— Problem description —
All entries are to be quoted exactly; the images stay out of the copy.

— Source records —
----

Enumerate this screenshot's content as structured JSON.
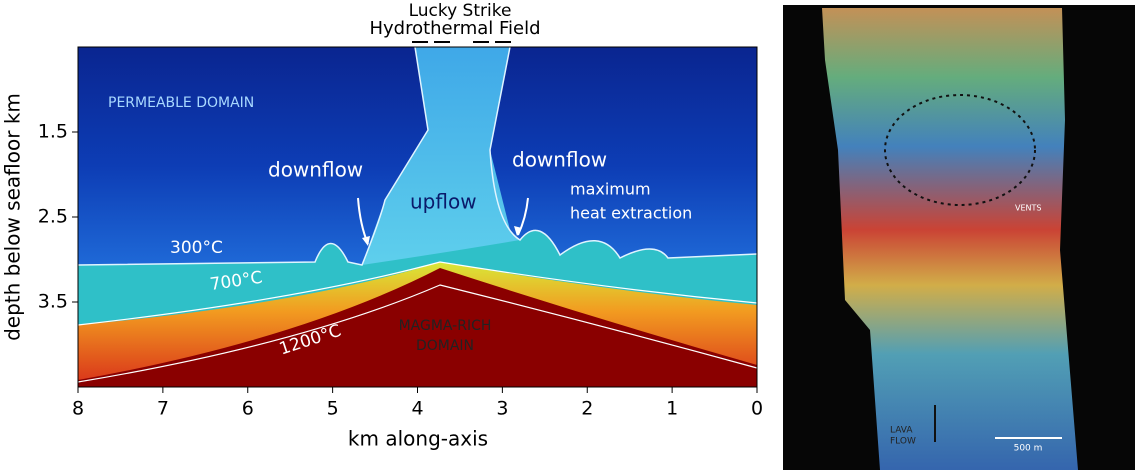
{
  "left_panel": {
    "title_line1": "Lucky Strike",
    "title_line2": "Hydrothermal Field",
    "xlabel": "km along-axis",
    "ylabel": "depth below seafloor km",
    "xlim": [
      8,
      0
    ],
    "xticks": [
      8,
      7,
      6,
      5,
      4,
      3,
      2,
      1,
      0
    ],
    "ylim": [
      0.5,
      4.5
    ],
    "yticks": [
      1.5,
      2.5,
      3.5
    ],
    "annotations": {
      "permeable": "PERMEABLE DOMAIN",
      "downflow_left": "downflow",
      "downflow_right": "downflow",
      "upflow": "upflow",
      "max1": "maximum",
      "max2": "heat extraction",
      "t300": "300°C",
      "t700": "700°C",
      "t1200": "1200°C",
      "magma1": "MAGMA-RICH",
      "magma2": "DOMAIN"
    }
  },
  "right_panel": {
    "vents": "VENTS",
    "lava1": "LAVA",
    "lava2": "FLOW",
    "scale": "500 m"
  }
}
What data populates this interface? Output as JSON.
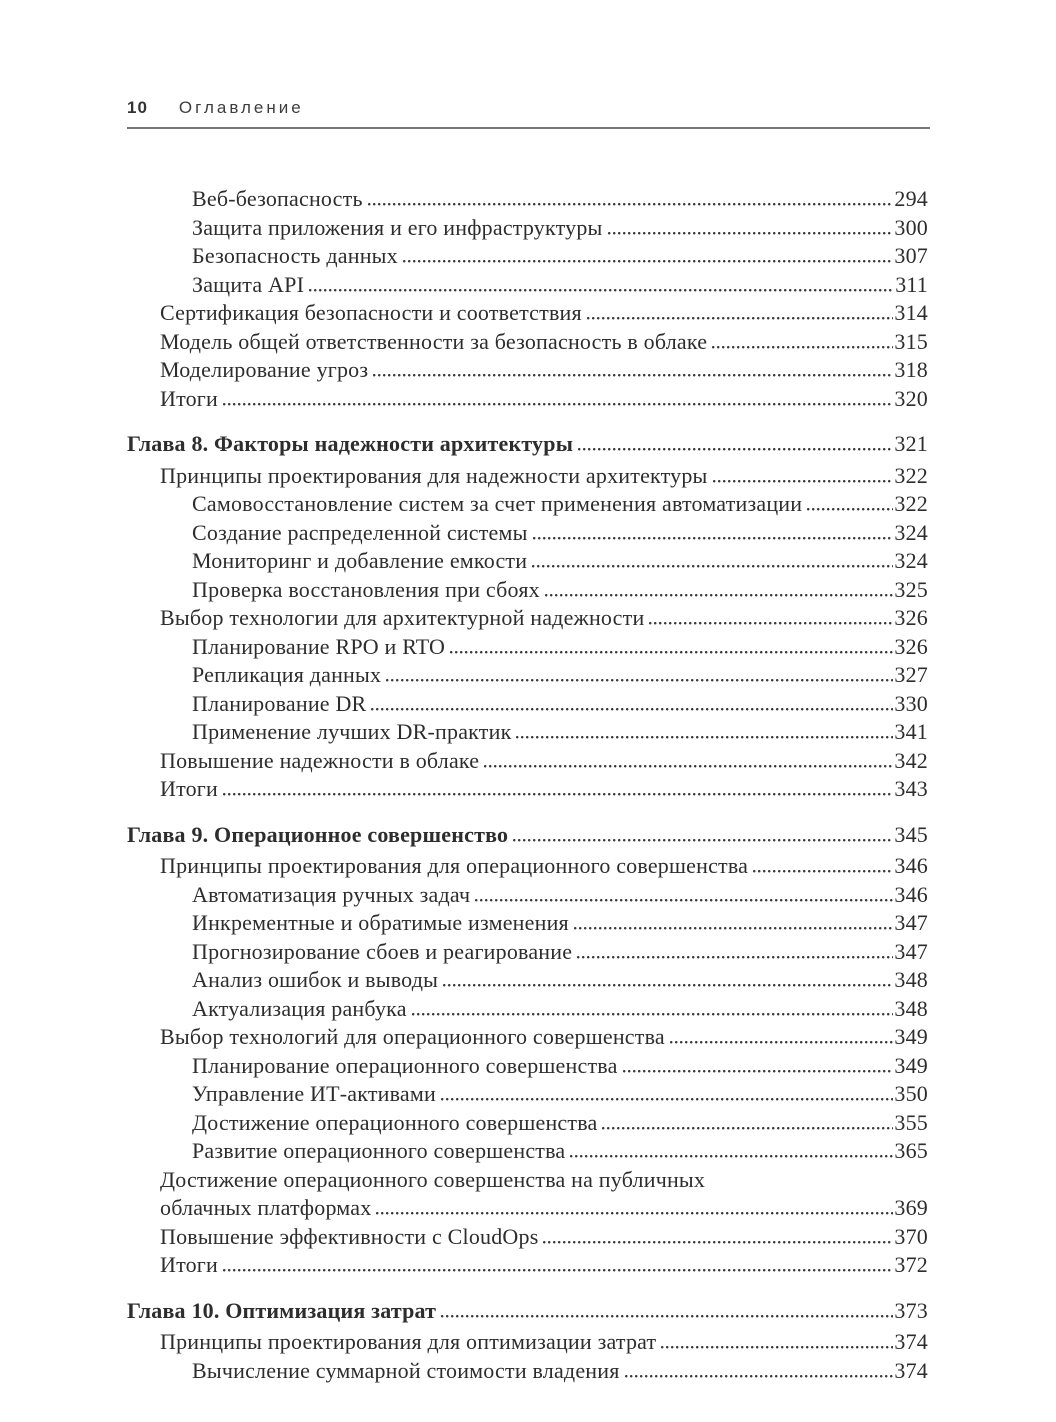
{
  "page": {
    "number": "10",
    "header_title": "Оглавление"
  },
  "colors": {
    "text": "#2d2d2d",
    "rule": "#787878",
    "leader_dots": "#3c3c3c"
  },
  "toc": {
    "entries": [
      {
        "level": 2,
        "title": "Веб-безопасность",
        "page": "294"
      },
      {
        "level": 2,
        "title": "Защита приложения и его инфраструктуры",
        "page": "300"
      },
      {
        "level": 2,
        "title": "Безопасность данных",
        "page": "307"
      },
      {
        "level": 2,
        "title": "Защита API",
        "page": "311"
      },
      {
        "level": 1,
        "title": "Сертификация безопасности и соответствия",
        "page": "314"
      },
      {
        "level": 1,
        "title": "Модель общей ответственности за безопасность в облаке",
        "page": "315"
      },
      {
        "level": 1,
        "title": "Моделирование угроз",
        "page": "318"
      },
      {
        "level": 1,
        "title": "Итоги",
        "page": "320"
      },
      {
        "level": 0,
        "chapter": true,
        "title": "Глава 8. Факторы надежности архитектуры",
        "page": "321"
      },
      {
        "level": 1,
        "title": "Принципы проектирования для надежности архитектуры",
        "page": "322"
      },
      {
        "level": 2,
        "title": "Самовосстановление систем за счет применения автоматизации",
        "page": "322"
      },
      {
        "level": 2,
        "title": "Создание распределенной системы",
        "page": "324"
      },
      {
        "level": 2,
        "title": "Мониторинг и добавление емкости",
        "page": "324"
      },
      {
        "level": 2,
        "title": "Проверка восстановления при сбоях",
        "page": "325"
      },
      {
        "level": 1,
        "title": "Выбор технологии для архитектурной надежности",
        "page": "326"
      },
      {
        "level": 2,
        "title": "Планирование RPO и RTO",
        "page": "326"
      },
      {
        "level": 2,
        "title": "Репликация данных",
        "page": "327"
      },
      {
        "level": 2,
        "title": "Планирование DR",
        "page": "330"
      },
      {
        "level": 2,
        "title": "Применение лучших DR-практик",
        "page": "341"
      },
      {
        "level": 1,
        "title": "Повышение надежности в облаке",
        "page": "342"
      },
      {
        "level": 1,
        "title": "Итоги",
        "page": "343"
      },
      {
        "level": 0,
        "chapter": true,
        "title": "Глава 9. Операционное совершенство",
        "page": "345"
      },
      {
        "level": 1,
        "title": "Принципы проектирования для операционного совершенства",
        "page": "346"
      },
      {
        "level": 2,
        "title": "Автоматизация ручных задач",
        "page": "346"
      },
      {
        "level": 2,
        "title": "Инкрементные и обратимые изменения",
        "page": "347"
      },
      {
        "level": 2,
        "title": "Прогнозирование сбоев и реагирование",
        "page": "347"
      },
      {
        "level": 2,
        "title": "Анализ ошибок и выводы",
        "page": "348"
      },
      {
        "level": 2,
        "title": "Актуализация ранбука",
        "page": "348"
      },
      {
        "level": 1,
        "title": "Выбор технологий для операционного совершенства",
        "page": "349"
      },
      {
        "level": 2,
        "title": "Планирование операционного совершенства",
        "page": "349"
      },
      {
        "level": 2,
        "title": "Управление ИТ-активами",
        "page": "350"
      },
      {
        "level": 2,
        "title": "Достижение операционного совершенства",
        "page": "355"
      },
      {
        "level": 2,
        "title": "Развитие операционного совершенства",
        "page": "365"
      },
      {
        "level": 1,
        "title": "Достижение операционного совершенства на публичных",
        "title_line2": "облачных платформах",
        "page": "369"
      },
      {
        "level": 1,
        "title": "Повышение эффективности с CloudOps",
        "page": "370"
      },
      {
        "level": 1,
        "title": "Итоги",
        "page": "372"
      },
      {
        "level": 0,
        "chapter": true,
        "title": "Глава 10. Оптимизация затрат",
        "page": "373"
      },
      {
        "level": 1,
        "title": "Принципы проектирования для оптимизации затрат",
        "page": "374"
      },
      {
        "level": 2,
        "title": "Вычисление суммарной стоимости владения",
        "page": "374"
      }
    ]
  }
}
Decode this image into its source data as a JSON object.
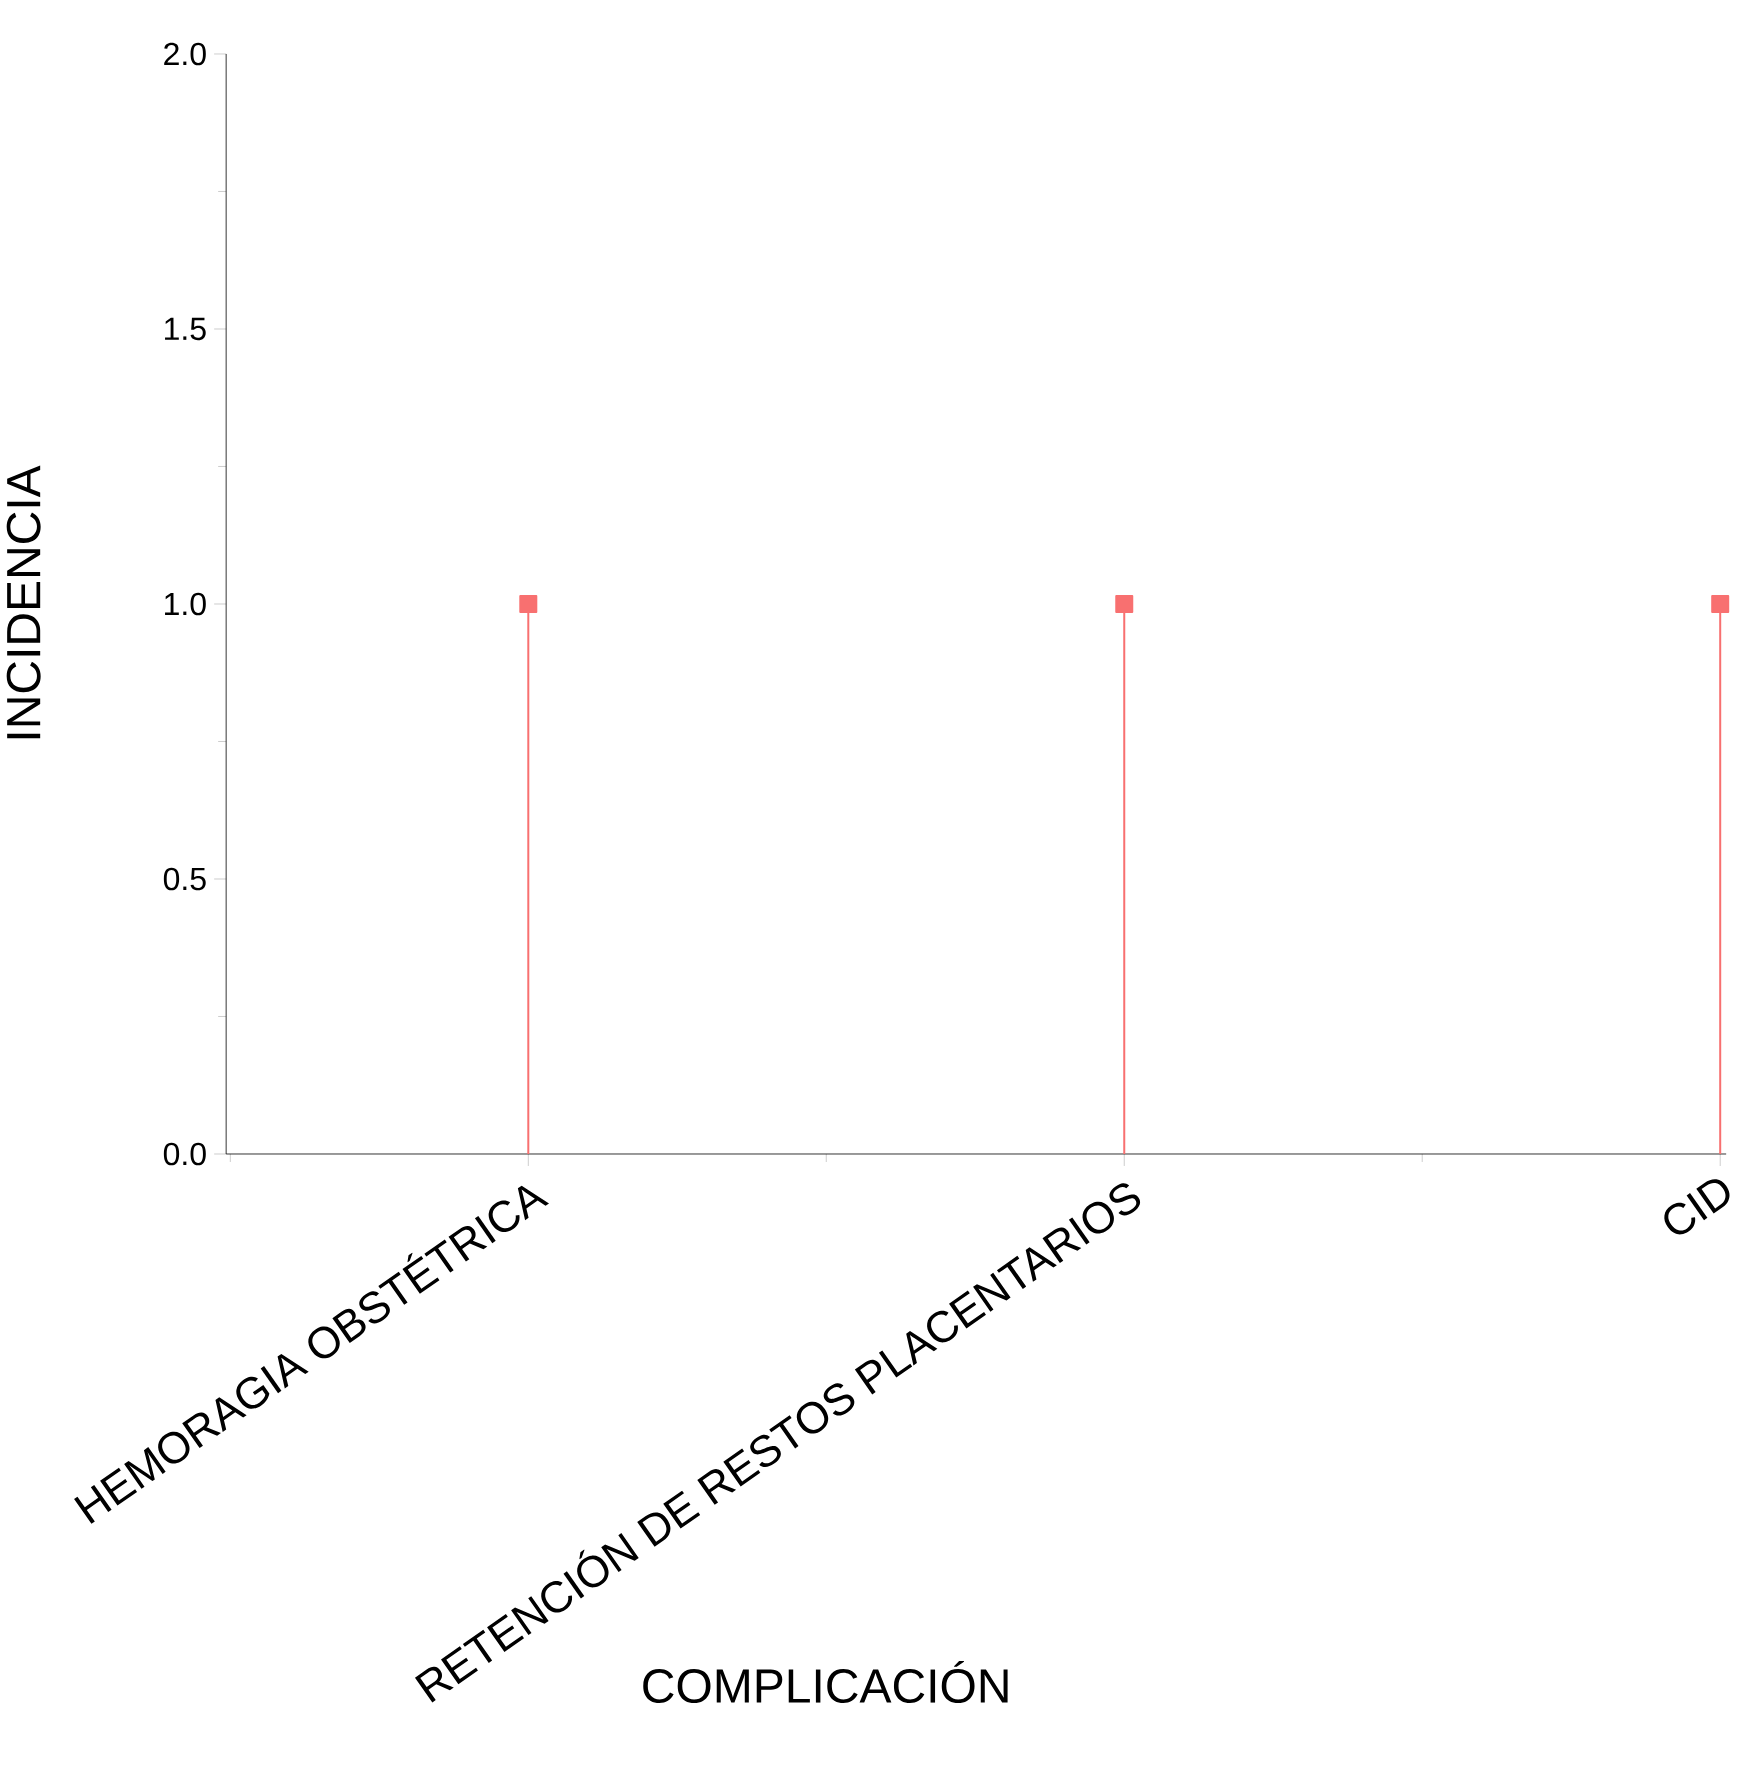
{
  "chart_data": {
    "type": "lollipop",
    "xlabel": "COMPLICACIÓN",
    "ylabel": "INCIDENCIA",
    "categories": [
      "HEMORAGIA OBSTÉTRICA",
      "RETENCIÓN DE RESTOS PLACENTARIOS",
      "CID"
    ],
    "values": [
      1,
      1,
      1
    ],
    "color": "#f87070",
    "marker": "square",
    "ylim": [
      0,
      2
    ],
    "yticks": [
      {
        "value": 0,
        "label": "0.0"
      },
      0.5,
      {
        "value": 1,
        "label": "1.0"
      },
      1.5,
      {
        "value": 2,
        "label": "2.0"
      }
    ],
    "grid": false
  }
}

----

— Exercise result —
Enumerate this screenshot's content as structured JSON.
{
  "left_panel": {
    "title_line1": "Lucky Strike",
    "title_line2": "Hydrothermal Field",
    "xlabel": "km along-axis",
    "ylabel": "depth below seafloor km",
    "xlim": [
      8,
      0
    ],
    "xticks": [
      8,
      7,
      6,
      5,
      4,
      3,
      2,
      1,
      0
    ],
    "ylim": [
      0.5,
      4.5
    ],
    "yticks": [
      1.5,
      2.5,
      3.5
    ],
    "annotations": {
      "permeable": "PERMEABLE DOMAIN",
      "downflow_left": "downflow",
      "downflow_right": "downflow",
      "upflow": "upflow",
      "max1": "maximum",
      "max2": "heat extraction",
      "t300": "300°C",
      "t700": "700°C",
      "t1200": "1200°C",
      "magma1": "MAGMA-RICH",
      "magma2": "DOMAIN"
    }
  },
  "right_panel": {
    "vents": "VENTS",
    "lava1": "LAVA",
    "lava2": "FLOW",
    "scale": "500 m"
  }
}
What data populates this interface? Output as JSON.
{
  "page": {
    "number": "10",
    "header_title": "Оглавление"
  },
  "colors": {
    "text": "#2d2d2d",
    "rule": "#787878",
    "leader_dots": "#3c3c3c"
  },
  "toc": {
    "entries": [
      {
        "level": 2,
        "title": "Веб-безопасность",
        "page": "294"
      },
      {
        "level": 2,
        "title": "Защита приложения и его инфраструктуры",
        "page": "300"
      },
      {
        "level": 2,
        "title": "Безопасность данных",
        "page": "307"
      },
      {
        "level": 2,
        "title": "Защита API",
        "page": "311"
      },
      {
        "level": 1,
        "title": "Сертификация безопасности и соответствия",
        "page": "314"
      },
      {
        "level": 1,
        "title": "Модель общей ответственности за безопасность в облаке",
        "page": "315"
      },
      {
        "level": 1,
        "title": "Моделирование угроз",
        "page": "318"
      },
      {
        "level": 1,
        "title": "Итоги",
        "page": "320"
      },
      {
        "level": 0,
        "chapter": true,
        "title": "Глава 8. Факторы надежности архитектуры",
        "page": "321"
      },
      {
        "level": 1,
        "title": "Принципы проектирования для надежности архитектуры",
        "page": "322"
      },
      {
        "level": 2,
        "title": "Самовосстановление систем за счет применения автоматизации",
        "page": "322"
      },
      {
        "level": 2,
        "title": "Создание распределенной системы",
        "page": "324"
      },
      {
        "level": 2,
        "title": "Мониторинг и добавление емкости",
        "page": "324"
      },
      {
        "level": 2,
        "title": "Проверка восстановления при сбоях",
        "page": "325"
      },
      {
        "level": 1,
        "title": "Выбор технологии для архитектурной надежности",
        "page": "326"
      },
      {
        "level": 2,
        "title": "Планирование RPO и RTO",
        "page": "326"
      },
      {
        "level": 2,
        "title": "Репликация данных",
        "page": "327"
      },
      {
        "level": 2,
        "title": "Планирование DR",
        "page": "330"
      },
      {
        "level": 2,
        "title": "Применение лучших DR-практик",
        "page": "341"
      },
      {
        "level": 1,
        "title": "Повышение надежности в облаке",
        "page": "342"
      },
      {
        "level": 1,
        "title": "Итоги",
        "page": "343"
      },
      {
        "level": 0,
        "chapter": true,
        "title": "Глава 9. Операционное совершенство",
        "page": "345"
      },
      {
        "level": 1,
        "title": "Принципы проектирования для операционного совершенства",
        "page": "346"
      },
      {
        "level": 2,
        "title": "Автоматизация ручных задач",
        "page": "346"
      },
      {
        "level": 2,
        "title": "Инкрементные и обратимые изменения",
        "page": "347"
      },
      {
        "level": 2,
        "title": "Прогнозирование сбоев и реагирование",
        "page": "347"
      },
      {
        "level": 2,
        "title": "Анализ ошибок и выводы",
        "page": "348"
      },
      {
        "level": 2,
        "title": "Актуализация ранбука",
        "page": "348"
      },
      {
        "level": 1,
        "title": "Выбор технологий для операционного совершенства",
        "page": "349"
      },
      {
        "level": 2,
        "title": "Планирование операционного совершенства",
        "page": "349"
      },
      {
        "level": 2,
        "title": "Управление ИТ-активами",
        "page": "350"
      },
      {
        "level": 2,
        "title": "Достижение операционного совершенства",
        "page": "355"
      },
      {
        "level": 2,
        "title": "Развитие операционного совершенства",
        "page": "365"
      },
      {
        "level": 1,
        "title": "Достижение операционного совершенства на публичных",
        "title_line2": "облачных платформах",
        "page": "369"
      },
      {
        "level": 1,
        "title": "Повышение эффективности с CloudOps",
        "page": "370"
      },
      {
        "level": 1,
        "title": "Итоги",
        "page": "372"
      },
      {
        "level": 0,
        "chapter": true,
        "title": "Глава 10. Оптимизация затрат",
        "page": "373"
      },
      {
        "level": 1,
        "title": "Принципы проектирования для оптимизации затрат",
        "page": "374"
      },
      {
        "level": 2,
        "title": "Вычисление суммарной стоимости владения",
        "page": "374"
      }
    ]
  }
}
Decode this image into its source data as a JSON object.
{
  "chart_data": {
    "type": "lollipop",
    "xlabel": "COMPLICACIÓN",
    "ylabel": "INCIDENCIA",
    "categories": [
      "HEMORAGIA OBSTÉTRICA",
      "RETENCIÓN DE RESTOS PLACENTARIOS",
      "CID"
    ],
    "values": [
      1,
      1,
      1
    ],
    "color": "#f87070",
    "marker": "square",
    "ylim": [
      0,
      2
    ],
    "yticks": [
      {
        "value": 0,
        "label": "0.0"
      },
      0.5,
      {
        "value": 1,
        "label": "1.0"
      },
      1.5,
      {
        "value": 2,
        "label": "2.0"
      }
    ],
    "grid": false
  }
}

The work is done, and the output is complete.